Report how many lines hold the word "nonnulla"; answer with the number alone.
%%
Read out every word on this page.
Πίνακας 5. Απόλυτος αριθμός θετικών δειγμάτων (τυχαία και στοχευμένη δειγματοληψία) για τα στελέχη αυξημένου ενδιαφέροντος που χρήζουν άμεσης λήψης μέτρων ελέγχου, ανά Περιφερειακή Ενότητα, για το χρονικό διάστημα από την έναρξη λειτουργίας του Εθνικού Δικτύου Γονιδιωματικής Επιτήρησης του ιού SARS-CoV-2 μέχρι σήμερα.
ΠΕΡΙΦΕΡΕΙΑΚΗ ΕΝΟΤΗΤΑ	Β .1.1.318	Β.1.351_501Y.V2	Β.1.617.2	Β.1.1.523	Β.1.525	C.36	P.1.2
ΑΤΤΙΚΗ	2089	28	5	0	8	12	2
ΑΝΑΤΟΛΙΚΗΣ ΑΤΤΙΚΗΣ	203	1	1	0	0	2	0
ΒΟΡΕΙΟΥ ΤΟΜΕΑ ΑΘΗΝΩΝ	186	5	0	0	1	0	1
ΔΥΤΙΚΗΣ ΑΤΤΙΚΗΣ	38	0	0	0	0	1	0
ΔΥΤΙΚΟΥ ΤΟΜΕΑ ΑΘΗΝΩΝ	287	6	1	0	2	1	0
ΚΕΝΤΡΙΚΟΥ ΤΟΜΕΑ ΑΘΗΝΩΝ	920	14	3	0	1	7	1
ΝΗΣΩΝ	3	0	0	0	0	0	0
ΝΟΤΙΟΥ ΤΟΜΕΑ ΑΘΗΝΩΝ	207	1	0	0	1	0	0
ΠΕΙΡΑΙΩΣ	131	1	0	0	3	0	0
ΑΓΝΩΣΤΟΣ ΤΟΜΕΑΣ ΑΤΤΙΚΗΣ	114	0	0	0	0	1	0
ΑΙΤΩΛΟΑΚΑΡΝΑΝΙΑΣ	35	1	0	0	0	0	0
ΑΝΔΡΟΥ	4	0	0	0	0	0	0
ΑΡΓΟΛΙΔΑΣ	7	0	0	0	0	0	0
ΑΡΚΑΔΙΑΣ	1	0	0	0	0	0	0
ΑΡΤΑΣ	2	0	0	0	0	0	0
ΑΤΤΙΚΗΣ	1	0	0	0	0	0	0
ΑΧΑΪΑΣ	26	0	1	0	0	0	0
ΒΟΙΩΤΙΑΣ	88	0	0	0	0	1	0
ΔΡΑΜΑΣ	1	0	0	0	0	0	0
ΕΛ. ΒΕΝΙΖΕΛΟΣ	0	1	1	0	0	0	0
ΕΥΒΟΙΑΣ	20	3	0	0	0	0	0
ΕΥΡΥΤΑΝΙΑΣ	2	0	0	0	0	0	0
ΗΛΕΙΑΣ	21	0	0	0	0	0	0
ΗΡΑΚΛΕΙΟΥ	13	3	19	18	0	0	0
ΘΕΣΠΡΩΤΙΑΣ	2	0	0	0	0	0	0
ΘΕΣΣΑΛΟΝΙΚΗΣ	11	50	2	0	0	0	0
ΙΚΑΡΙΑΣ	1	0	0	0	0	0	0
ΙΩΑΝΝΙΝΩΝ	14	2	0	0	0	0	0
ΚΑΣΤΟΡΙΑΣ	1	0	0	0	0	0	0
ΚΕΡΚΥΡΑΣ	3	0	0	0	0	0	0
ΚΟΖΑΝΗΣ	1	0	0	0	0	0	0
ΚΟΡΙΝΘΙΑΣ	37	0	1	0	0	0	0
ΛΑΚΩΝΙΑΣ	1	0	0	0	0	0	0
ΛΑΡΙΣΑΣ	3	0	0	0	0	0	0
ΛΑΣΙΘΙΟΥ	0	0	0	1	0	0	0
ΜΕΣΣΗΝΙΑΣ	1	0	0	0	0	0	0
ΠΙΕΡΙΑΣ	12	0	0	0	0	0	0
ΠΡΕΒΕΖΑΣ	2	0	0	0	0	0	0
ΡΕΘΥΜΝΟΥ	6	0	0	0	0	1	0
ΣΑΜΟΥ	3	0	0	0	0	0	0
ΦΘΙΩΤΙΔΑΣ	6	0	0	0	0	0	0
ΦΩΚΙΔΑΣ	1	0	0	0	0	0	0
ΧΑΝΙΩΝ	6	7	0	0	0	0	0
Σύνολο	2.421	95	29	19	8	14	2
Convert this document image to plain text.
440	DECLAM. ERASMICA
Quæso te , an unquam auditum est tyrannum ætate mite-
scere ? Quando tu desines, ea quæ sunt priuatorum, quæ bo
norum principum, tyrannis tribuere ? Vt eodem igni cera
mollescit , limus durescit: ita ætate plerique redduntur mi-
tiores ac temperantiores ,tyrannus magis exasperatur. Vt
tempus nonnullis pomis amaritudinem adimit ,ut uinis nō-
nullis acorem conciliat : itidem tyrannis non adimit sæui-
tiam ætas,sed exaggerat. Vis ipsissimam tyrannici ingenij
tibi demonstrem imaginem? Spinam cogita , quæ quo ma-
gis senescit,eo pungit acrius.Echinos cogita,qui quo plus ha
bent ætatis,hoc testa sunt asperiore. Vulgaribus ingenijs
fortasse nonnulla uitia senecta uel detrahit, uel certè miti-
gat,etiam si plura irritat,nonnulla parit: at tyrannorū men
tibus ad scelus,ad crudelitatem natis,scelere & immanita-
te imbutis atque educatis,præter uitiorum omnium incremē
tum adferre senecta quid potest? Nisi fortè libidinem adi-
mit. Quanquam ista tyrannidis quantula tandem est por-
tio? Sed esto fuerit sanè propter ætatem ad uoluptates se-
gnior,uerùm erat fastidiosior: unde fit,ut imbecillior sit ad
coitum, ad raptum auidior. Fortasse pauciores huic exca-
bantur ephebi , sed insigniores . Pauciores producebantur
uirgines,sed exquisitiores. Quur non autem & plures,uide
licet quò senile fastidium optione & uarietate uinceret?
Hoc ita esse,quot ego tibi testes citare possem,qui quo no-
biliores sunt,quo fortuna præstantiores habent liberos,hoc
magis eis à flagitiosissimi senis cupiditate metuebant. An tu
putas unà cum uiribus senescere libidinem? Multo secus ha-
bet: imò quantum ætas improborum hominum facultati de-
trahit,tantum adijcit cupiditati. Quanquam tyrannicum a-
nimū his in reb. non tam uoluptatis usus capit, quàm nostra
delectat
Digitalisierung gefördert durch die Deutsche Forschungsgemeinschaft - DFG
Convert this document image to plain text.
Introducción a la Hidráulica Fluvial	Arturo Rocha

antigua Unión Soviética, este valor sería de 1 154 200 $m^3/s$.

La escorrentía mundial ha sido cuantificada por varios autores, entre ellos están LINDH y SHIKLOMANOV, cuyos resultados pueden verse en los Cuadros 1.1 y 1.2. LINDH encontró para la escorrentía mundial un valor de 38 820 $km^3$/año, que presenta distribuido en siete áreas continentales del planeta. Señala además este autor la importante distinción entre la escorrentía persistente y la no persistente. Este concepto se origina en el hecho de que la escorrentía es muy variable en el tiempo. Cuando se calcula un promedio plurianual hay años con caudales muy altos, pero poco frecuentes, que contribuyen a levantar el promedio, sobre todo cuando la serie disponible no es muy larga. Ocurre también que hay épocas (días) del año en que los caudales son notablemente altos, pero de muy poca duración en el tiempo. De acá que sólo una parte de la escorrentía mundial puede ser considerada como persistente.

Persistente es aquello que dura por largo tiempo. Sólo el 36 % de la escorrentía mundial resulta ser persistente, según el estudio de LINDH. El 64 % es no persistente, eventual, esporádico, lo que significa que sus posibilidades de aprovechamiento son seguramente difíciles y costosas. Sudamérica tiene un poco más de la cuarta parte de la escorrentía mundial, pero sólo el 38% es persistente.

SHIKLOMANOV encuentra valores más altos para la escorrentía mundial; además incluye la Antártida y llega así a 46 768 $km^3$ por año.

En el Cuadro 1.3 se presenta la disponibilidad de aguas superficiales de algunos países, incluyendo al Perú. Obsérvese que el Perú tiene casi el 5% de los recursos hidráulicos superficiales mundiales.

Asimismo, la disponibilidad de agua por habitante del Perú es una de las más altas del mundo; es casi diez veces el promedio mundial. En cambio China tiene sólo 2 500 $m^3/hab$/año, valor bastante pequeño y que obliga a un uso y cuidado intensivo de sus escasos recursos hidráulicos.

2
%%
### Exercise result:
2